━━ Records provided
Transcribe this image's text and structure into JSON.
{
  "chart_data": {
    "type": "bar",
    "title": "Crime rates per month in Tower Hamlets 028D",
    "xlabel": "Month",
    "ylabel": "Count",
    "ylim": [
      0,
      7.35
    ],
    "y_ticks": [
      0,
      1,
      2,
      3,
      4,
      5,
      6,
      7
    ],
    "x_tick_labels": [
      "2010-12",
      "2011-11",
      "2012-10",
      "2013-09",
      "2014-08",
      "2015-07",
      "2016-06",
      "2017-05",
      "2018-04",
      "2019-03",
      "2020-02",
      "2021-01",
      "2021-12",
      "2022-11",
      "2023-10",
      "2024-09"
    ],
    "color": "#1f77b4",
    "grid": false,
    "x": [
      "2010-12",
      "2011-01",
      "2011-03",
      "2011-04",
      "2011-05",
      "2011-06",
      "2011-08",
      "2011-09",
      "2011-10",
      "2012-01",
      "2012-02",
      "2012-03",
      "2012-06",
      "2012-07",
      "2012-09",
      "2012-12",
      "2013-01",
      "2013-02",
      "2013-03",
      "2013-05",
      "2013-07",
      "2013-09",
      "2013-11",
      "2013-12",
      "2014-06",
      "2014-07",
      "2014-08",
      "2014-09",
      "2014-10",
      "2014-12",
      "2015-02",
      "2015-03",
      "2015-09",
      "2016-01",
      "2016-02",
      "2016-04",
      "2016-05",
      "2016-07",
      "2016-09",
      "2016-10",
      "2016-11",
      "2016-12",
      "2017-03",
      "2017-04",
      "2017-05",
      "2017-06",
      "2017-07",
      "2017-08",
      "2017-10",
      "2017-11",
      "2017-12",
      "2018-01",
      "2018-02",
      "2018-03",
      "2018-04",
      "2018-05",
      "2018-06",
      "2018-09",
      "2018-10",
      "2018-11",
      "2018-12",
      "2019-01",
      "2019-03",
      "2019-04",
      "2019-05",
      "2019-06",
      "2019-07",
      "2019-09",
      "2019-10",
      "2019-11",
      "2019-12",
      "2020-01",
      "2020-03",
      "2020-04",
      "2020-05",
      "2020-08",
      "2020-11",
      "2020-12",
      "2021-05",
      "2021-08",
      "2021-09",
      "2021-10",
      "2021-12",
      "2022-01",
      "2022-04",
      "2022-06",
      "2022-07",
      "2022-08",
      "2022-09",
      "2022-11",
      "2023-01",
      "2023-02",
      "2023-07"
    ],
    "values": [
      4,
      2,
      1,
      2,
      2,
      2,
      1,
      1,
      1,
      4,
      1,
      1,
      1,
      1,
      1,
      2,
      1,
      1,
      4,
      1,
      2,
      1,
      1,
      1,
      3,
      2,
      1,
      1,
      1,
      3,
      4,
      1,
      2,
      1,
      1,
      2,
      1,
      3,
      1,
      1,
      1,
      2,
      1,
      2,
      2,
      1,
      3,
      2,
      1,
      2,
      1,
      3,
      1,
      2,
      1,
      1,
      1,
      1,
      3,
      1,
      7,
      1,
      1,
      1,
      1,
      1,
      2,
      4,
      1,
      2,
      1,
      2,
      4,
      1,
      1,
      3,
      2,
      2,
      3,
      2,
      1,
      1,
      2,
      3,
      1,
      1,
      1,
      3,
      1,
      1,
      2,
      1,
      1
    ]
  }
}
━━━━
§ What to do
Each line of the material should be duplicated exactly, please.

§ Problem solution
Transcribe this image's text and structure into JSON.
{
  "chart_data": {
    "type": "bar",
    "title": "Crime rates per month in Tower Hamlets 028D",
    "xlabel": "Month",
    "ylabel": "Count",
    "ylim": [
      0,
      7.35
    ],
    "y_ticks": [
      0,
      1,
      2,
      3,
      4,
      5,
      6,
      7
    ],
    "x_tick_labels": [
      "2010-12",
      "2011-11",
      "2012-10",
      "2013-09",
      "2014-08",
      "2015-07",
      "2016-06",
      "2017-05",
      "2018-04",
      "2019-03",
      "2020-02",
      "2021-01",
      "2021-12",
      "2022-11",
      "2023-10",
      "2024-09"
    ],
    "color": "#1f77b4",
    "grid": false,
    "x": [
      "2010-12",
      "2011-01",
      "2011-03",
      "2011-04",
      "2011-05",
      "2011-06",
      "2011-08",
      "2011-09",
      "2011-10",
      "2012-01",
      "2012-02",
      "2012-03",
      "2012-06",
      "2012-07",
      "2012-09",
      "2012-12",
      "2013-01",
      "2013-02",
      "2013-03",
      "2013-05",
      "2013-07",
      "2013-09",
      "2013-11",
      "2013-12",
      "2014-06",
      "2014-07",
      "2014-08",
      "2014-09",
      "2014-10",
      "2014-12",
      "2015-02",
      "2015-03",
      "2015-09",
      "2016-01",
      "2016-02",
      "2016-04",
      "2016-05",
      "2016-07",
      "2016-09",
      "2016-10",
      "2016-11",
      "2016-12",
      "2017-03",
      "2017-04",
      "2017-05",
      "2017-06",
      "2017-07",
      "2017-08",
      "2017-10",
      "2017-11",
      "2017-12",
      "2018-01",
      "2018-02",
      "2018-03",
      "2018-04",
      "2018-05",
      "2018-06",
      "2018-09",
      "2018-10",
      "2018-11",
      "2018-12",
      "2019-01",
      "2019-03",
      "2019-04",
      "2019-05",
      "2019-06",
      "2019-07",
      "2019-09",
      "2019-10",
      "2019-11",
      "2019-12",
      "2020-01",
      "2020-03",
      "2020-04",
      "2020-05",
      "2020-08",
      "2020-11",
      "2020-12",
      "2021-05",
      "2021-08",
      "2021-09",
      "2021-10",
      "2021-12",
      "2022-01",
      "2022-04",
      "2022-06",
      "2022-07",
      "2022-08",
      "2022-09",
      "2022-11",
      "2023-01",
      "2023-02",
      "2023-07"
    ],
    "values": [
      4,
      2,
      1,
      2,
      2,
      2,
      1,
      1,
      1,
      4,
      1,
      1,
      1,
      1,
      1,
      2,
      1,
      1,
      4,
      1,
      2,
      1,
      1,
      1,
      3,
      2,
      1,
      1,
      1,
      3,
      4,
      1,
      2,
      1,
      1,
      2,
      1,
      3,
      1,
      1,
      1,
      2,
      1,
      2,
      2,
      1,
      3,
      2,
      1,
      2,
      1,
      3,
      1,
      2,
      1,
      1,
      1,
      1,
      3,
      1,
      7,
      1,
      1,
      1,
      1,
      1,
      2,
      4,
      1,
      2,
      1,
      2,
      4,
      1,
      1,
      3,
      2,
      2,
      3,
      2,
      1,
      1,
      2,
      3,
      1,
      1,
      1,
      3,
      1,
      1,
      2,
      1,
      1
    ]
  }
}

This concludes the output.